[Items from a dataset]
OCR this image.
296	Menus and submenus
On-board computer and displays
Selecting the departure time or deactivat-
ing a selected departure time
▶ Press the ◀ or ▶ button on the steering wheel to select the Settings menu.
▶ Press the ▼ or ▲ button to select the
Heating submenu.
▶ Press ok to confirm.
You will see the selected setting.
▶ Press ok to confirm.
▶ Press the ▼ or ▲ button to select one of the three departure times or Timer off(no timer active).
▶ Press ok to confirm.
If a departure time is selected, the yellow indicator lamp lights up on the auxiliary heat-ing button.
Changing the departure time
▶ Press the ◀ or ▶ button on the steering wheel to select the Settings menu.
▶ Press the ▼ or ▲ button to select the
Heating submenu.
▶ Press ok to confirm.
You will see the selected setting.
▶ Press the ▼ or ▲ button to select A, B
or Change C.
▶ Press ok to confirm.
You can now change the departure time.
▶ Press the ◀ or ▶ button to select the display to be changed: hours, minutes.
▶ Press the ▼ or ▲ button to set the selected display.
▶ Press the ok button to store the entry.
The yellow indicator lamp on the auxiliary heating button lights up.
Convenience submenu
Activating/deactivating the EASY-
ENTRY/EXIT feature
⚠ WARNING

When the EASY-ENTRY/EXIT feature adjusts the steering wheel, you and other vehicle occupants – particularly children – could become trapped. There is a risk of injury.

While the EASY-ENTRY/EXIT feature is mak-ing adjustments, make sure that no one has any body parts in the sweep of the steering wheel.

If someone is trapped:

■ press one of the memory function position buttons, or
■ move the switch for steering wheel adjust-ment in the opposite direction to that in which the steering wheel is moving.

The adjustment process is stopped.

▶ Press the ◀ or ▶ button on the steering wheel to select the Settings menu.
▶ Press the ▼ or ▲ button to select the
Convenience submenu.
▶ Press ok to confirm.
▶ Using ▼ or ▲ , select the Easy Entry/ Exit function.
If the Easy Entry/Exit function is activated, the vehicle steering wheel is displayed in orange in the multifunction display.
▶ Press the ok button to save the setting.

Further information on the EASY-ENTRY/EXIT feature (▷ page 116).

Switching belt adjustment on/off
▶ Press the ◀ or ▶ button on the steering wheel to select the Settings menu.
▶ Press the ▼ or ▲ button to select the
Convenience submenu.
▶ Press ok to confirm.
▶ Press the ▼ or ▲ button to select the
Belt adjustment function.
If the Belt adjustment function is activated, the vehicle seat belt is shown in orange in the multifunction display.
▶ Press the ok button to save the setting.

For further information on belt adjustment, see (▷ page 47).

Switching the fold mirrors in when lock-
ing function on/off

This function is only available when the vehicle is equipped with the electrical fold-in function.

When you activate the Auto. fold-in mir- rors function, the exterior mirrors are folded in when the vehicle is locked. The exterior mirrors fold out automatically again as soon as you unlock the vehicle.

AIM OF THE TASK:
Collect the lines of the records that include the string "trapped".

SOLUTION FOR THIS PROBLEM:
When the EASY-ENTRY/EXIT feature adjusts the steering wheel, you and other vehicle occupants – particularly children – could become trapped. There is a risk of injury.
If someone is trapped:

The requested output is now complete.